* _Records for this task_:
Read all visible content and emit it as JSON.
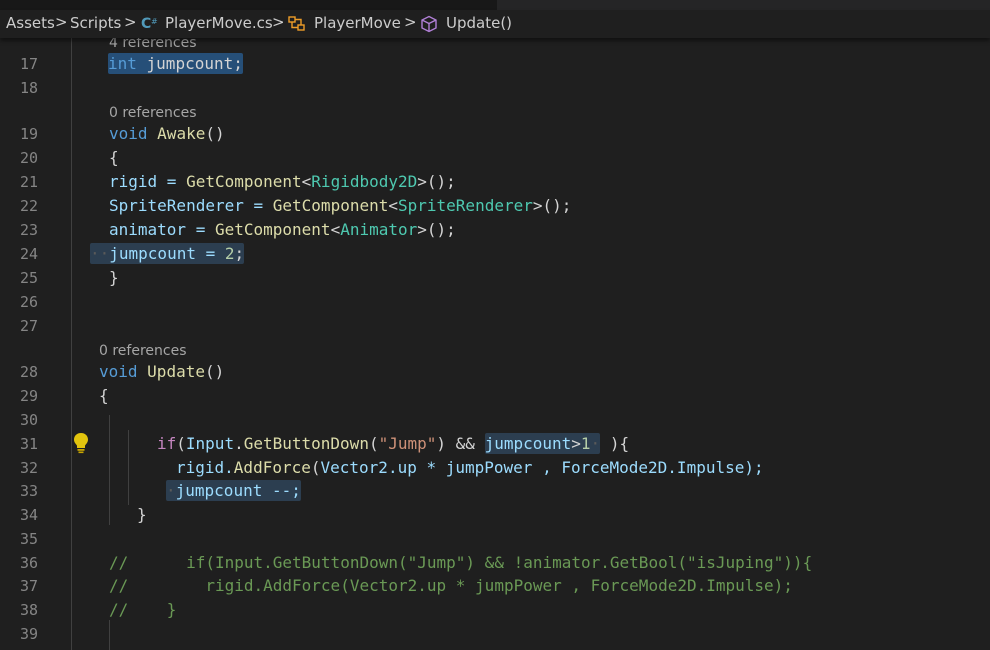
{
  "breadcrumb": {
    "items": [
      "Assets",
      "Scripts",
      "PlayerMove.cs",
      "PlayerMove",
      "Update()"
    ],
    "separator": ">"
  },
  "lines": [
    {
      "num": "17"
    },
    {
      "num": "18"
    },
    {
      "num": "19"
    },
    {
      "num": "20"
    },
    {
      "num": "21"
    },
    {
      "num": "22"
    },
    {
      "num": "23"
    },
    {
      "num": "24"
    },
    {
      "num": "25"
    },
    {
      "num": "26"
    },
    {
      "num": "27"
    },
    {
      "num": "28"
    },
    {
      "num": "29"
    },
    {
      "num": "30"
    },
    {
      "num": "31"
    },
    {
      "num": "32"
    },
    {
      "num": "33"
    },
    {
      "num": "34"
    },
    {
      "num": "35"
    },
    {
      "num": "36"
    },
    {
      "num": "37"
    },
    {
      "num": "38"
    },
    {
      "num": "39"
    }
  ],
  "lens": {
    "refs4": "4 references",
    "refs0a": "0 references",
    "refs0b": "0 references"
  },
  "code": {
    "l17": {
      "kw": "int",
      "rest": " jumpcount;"
    },
    "l19": {
      "kw": "void",
      "fn": "Awake",
      "rest": "()"
    },
    "l20": "{",
    "l21": {
      "a": "rigid = ",
      "fn": "GetComponent",
      "lt": "<",
      "ty": "Rigidbody2D",
      "gt": ">();"
    },
    "l22": {
      "a": "SpriteRenderer = ",
      "fn": "GetComponent",
      "lt": "<",
      "ty": "SpriteRenderer",
      "gt": ">();"
    },
    "l23": {
      "a": "animator = ",
      "fn": "GetComponent",
      "lt": "<",
      "ty": "Animator",
      "gt": ">();"
    },
    "l24": {
      "a": "jumpcount = ",
      "nm": "2",
      "b": ";"
    },
    "l25": "}",
    "l28": {
      "kw": "void",
      "fn": "Update",
      "rest": "()"
    },
    "l29": "{",
    "l31": {
      "kw": "if",
      "a": "(",
      "ty": "Input",
      "dot": ".",
      "fn": "GetButtonDown",
      "p1": "(",
      "st": "\"Jump\"",
      "p2": ") && ",
      "hv": "jumpcount",
      "op": ">",
      "nm": "1",
      "end": " ){"
    },
    "l32": {
      "a": "rigid.",
      "fn": "AddForce",
      "p1": "(",
      "ty": "Vector2",
      "b": ".up * jumpPower , ",
      "ty2": "ForceMode2D",
      "c": ".Impulse);"
    },
    "l33": {
      "a": "jumpcount --;"
    },
    "l34": "}",
    "l36": "//      if(Input.GetButtonDown(\"Jump\") && !animator.GetBool(\"isJuping\")){",
    "l37": "//        rigid.AddForce(Vector2.up * jumpPower , ForceMode2D.Impulse);",
    "l38": "//    }"
  },
  "colors": {
    "background": "#1f1f1f",
    "keyword": "#569cd6",
    "type": "#4ec9b0",
    "function": "#dcdcaa",
    "string": "#ce9178",
    "number": "#b5cea8",
    "comment": "#6a9955",
    "highlight": "#264f78"
  },
  "icons": {
    "csharp": "csharp-file-icon",
    "class": "class-icon",
    "method": "method-cube-icon",
    "bulb": "lightbulb-icon"
  }
}
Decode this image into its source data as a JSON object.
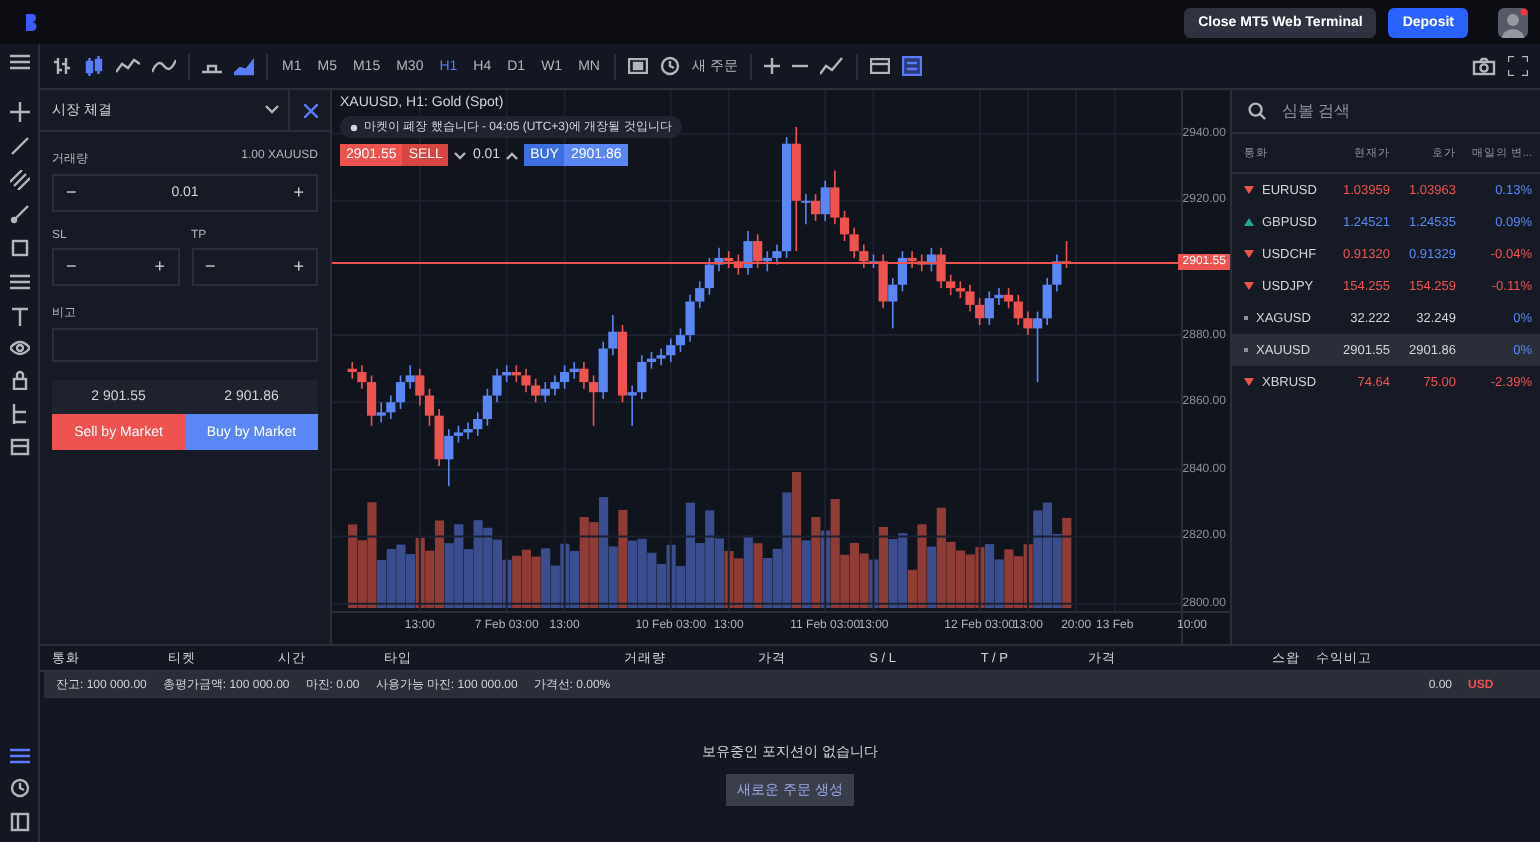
{
  "top_bar": {
    "buttons": [
      {
        "label": "Close MT5 Web Terminal",
        "kind": "secondary"
      },
      {
        "label": "Deposit",
        "kind": "primary"
      }
    ]
  },
  "toolbar": {
    "timeframes": [
      {
        "label": "M1",
        "selected": false
      },
      {
        "label": "M5",
        "selected": false
      },
      {
        "label": "M15",
        "selected": false
      },
      {
        "label": "M30",
        "selected": false
      },
      {
        "label": "H1",
        "selected": true
      },
      {
        "label": "H4",
        "selected": false
      },
      {
        "label": "D1",
        "selected": false
      },
      {
        "label": "W1",
        "selected": false
      },
      {
        "label": "MN",
        "selected": false
      }
    ],
    "new_order": "새 주문"
  },
  "order_panel": {
    "title": "시장 체결",
    "volume_label": "거래량",
    "volume_hint": "1.00 XAUUSD",
    "volume_stepper": {
      "minus": "−",
      "value": "0.01",
      "plus": "+"
    },
    "sl_label": "SL",
    "sl_stepper": {
      "minus": "−",
      "plus": "+"
    },
    "tp_label": "TP",
    "tp_stepper": {
      "minus": "−",
      "plus": "+"
    },
    "comment_label": "비고",
    "bid": "2 901.55",
    "ask": "2 901.86",
    "sell_button": "Sell by Market",
    "buy_button": "Buy by Market"
  },
  "chart": {
    "title": "XAUUSD, H1: Gold (Spot)",
    "notice": "마켓이 폐장 했습니다 - 04:05 (UTC+3)에 개장될 것입니다",
    "sell_price": "2901.55",
    "sell_label": "SELL",
    "lot": "0.01",
    "buy_label": "BUY",
    "buy_price": "2901.86",
    "current_price": "2901.55",
    "chart_data": {
      "type": "candlestick",
      "categories": [
        null,
        null,
        null,
        null,
        null,
        null,
        null,
        null,
        "13:00",
        null,
        null,
        null,
        null,
        null,
        null,
        null,
        null,
        "7 Feb 03:00",
        null,
        null,
        null,
        null,
        null,
        "13:00",
        null,
        null,
        null,
        null,
        null,
        null,
        null,
        null,
        null,
        null,
        "10 Feb 03:00",
        null,
        null,
        null,
        null,
        null,
        "13:00",
        null,
        null,
        null,
        null,
        null,
        null,
        null,
        null,
        null,
        "11 Feb 03:00",
        null,
        null,
        null,
        null,
        "13:00",
        null,
        null,
        null,
        null,
        null,
        null,
        null,
        null,
        null,
        null,
        "12 Feb 03:00",
        null,
        null,
        null,
        null,
        "13:00",
        null,
        null,
        null,
        null,
        "20:00",
        null,
        null,
        null,
        "13 Feb",
        null,
        null,
        null,
        null,
        null,
        null,
        null,
        "10:00"
      ],
      "ohlc": [
        null,
        [
          2870,
          2872,
          2867,
          2869
        ],
        [
          2869,
          2871,
          2864,
          2866
        ],
        [
          2866,
          2868,
          2853,
          2856
        ],
        [
          2856,
          2860,
          2854,
          2857
        ],
        [
          2857,
          2862,
          2855,
          2860
        ],
        [
          2860,
          2868,
          2858,
          2866
        ],
        [
          2866,
          2871,
          2864,
          2868
        ],
        [
          2868,
          2870,
          2859,
          2862
        ],
        [
          2862,
          2864,
          2853,
          2856
        ],
        [
          2856,
          2858,
          2841,
          2843
        ],
        [
          2843,
          2852,
          2835,
          2850
        ],
        [
          2850,
          2853,
          2848,
          2851
        ],
        [
          2851,
          2854,
          2849,
          2852
        ],
        [
          2852,
          2857,
          2850,
          2855
        ],
        [
          2855,
          2864,
          2853,
          2862
        ],
        [
          2862,
          2870,
          2860,
          2868
        ],
        [
          2868,
          2871,
          2866,
          2869
        ],
        [
          2869,
          2871,
          2866,
          2868
        ],
        [
          2868,
          2870,
          2863,
          2865
        ],
        [
          2865,
          2867,
          2860,
          2862
        ],
        [
          2862,
          2866,
          2860,
          2864
        ],
        [
          2864,
          2868,
          2862,
          2866
        ],
        [
          2866,
          2871,
          2864,
          2869
        ],
        [
          2869,
          2872,
          2867,
          2870
        ],
        [
          2870,
          2872,
          2864,
          2866
        ],
        [
          2866,
          2868,
          2853,
          2863
        ],
        [
          2863,
          2878,
          2861,
          2876
        ],
        [
          2876,
          2886,
          2874,
          2881
        ],
        [
          2881,
          2883,
          2860,
          2862
        ],
        [
          2862,
          2865,
          2853,
          2863
        ],
        [
          2863,
          2874,
          2861,
          2872
        ],
        [
          2872,
          2875,
          2870,
          2873
        ],
        [
          2873,
          2876,
          2871,
          2874
        ],
        [
          2874,
          2879,
          2872,
          2877
        ],
        [
          2877,
          2882,
          2875,
          2880
        ],
        [
          2880,
          2892,
          2878,
          2890
        ],
        [
          2890,
          2896,
          2888,
          2894
        ],
        [
          2894,
          2903,
          2892,
          2901
        ],
        [
          2901,
          2906,
          2899,
          2903
        ],
        [
          2903,
          2905,
          2900,
          2902
        ],
        [
          2902,
          2904,
          2898,
          2900
        ],
        [
          2900,
          2911,
          2898,
          2908
        ],
        [
          2908,
          2910,
          2900,
          2902
        ],
        [
          2902,
          2905,
          2899,
          2903
        ],
        [
          2903,
          2907,
          2901,
          2905
        ],
        [
          2905,
          2939,
          2903,
          2937
        ],
        [
          2937,
          2942,
          2905,
          2920
        ],
        [
          2920,
          2922,
          2913,
          2920
        ],
        [
          2920,
          2922,
          2914,
          2916
        ],
        [
          2916,
          2926,
          2914,
          2924
        ],
        [
          2924,
          2929,
          2913,
          2915
        ],
        [
          2915,
          2917,
          2908,
          2910
        ],
        [
          2910,
          2912,
          2903,
          2905
        ],
        [
          2905,
          2907,
          2900,
          2902
        ],
        [
          2902,
          2904,
          2900,
          2902
        ],
        [
          2902,
          2904,
          2888,
          2890
        ],
        [
          2890,
          2897,
          2882,
          2895
        ],
        [
          2895,
          2905,
          2893,
          2903
        ],
        [
          2903,
          2905,
          2900,
          2902
        ],
        [
          2902,
          2904,
          2899,
          2901
        ],
        [
          2901,
          2906,
          2899,
          2904
        ],
        [
          2904,
          2906,
          2894,
          2896
        ],
        [
          2896,
          2898,
          2892,
          2894
        ],
        [
          2894,
          2896,
          2891,
          2893
        ],
        [
          2893,
          2895,
          2887,
          2889
        ],
        [
          2889,
          2891,
          2883,
          2885
        ],
        [
          2885,
          2893,
          2883,
          2891
        ],
        [
          2891,
          2894,
          2889,
          2892
        ],
        [
          2892,
          2894,
          2888,
          2890
        ],
        [
          2890,
          2892,
          2883,
          2885
        ],
        [
          2885,
          2887,
          2880,
          2882
        ],
        [
          2882,
          2887,
          2866,
          2885
        ],
        [
          2885,
          2897,
          2883,
          2895
        ],
        [
          2895,
          2904,
          2893,
          2902
        ],
        [
          2902,
          2908,
          2900,
          2901.5
        ],
        null,
        null,
        null,
        null,
        null,
        null,
        null,
        null,
        null,
        null,
        null,
        null,
        null
      ],
      "ylim": [
        2788,
        2953
      ],
      "grid": true,
      "yticks": [
        {
          "value": 2940,
          "label": "2940.00"
        },
        {
          "value": 2920,
          "label": "2920.00"
        },
        {
          "value": 2880,
          "label": "2880.00"
        },
        {
          "value": 2860,
          "label": "2860.00"
        },
        {
          "value": 2840,
          "label": "2840.00"
        },
        {
          "value": 2820,
          "label": "2820.00"
        },
        {
          "value": 2800,
          "label": "2800.00"
        }
      ]
    }
  },
  "watchlist": {
    "search_placeholder": "심볼 검색",
    "columns": [
      "통화",
      "현재가",
      "호가",
      "매일의 변..."
    ],
    "rows": [
      {
        "symbol": "EURUSD",
        "kind": "falling",
        "color": "#ef5350",
        "bid": {
          "text": "1.03959",
          "color": "#ef5350"
        },
        "ask": {
          "text": "1.03963",
          "color": "#ef5350"
        },
        "change": {
          "text": "0.13%",
          "color": "#5b86f5"
        },
        "selected": false
      },
      {
        "symbol": "GBPUSD",
        "kind": "rising",
        "color": "#26a69a",
        "bid": {
          "text": "1.24521",
          "color": "#5b86f5"
        },
        "ask": {
          "text": "1.24535",
          "color": "#5b86f5"
        },
        "change": {
          "text": "0.09%",
          "color": "#5b86f5"
        },
        "selected": false
      },
      {
        "symbol": "USDCHF",
        "kind": "falling",
        "color": "#ef5350",
        "bid": {
          "text": "0.91320",
          "color": "#ef5350"
        },
        "ask": {
          "text": "0.91329",
          "color": "#5b86f5"
        },
        "change": {
          "text": "-0.04%",
          "color": "#ef5350"
        },
        "selected": false
      },
      {
        "symbol": "USDJPY",
        "kind": "falling",
        "color": "#ef5350",
        "bid": {
          "text": "154.255",
          "color": "#ef5350"
        },
        "ask": {
          "text": "154.259",
          "color": "#ef5350"
        },
        "change": {
          "text": "-0.11%",
          "color": "#ef5350"
        },
        "selected": false
      },
      {
        "symbol": "XAGUSD",
        "kind": "flat",
        "color": "#8d909a",
        "bid": {
          "text": "32.222",
          "color": "#d1d4dc"
        },
        "ask": {
          "text": "32.249",
          "color": "#d1d4dc"
        },
        "change": {
          "text": "0%",
          "color": "#5b86f5"
        },
        "selected": false
      },
      {
        "symbol": "XAUUSD",
        "kind": "flat",
        "color": "#8d909a",
        "bid": {
          "text": "2901.55",
          "color": "#d1d4dc"
        },
        "ask": {
          "text": "2901.86",
          "color": "#d1d4dc"
        },
        "change": {
          "text": "0%",
          "color": "#5b86f5"
        },
        "selected": true
      },
      {
        "symbol": "XBRUSD",
        "kind": "falling",
        "color": "#ef5350",
        "bid": {
          "text": "74.64",
          "color": "#ef5350"
        },
        "ask": {
          "text": "75.00",
          "color": "#ef5350"
        },
        "change": {
          "text": "-2.39%",
          "color": "#ef5350"
        },
        "selected": false
      }
    ]
  },
  "positions": {
    "columns": [
      "통화",
      "티켓",
      "시간",
      "타입",
      "거래량",
      "가격",
      "S / L",
      "T / P",
      "가격",
      "스왑",
      "수익",
      "비고"
    ],
    "summary": [
      "잔고: 100 000.00",
      "총평가금액: 100 000.00",
      "마진: 0.00",
      "사용가능 마진: 100 000.00",
      "가격선: 0.00%"
    ],
    "profit": "0.00",
    "currency": "USD",
    "empty_message": "보유중인 포지션이 없습니다",
    "create_button": "새로운 주문 생성"
  }
}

* _Objective_: Determine how many lines of the listing above include the word "SpriteRenderer", and report that number only.

* _Written response_: 2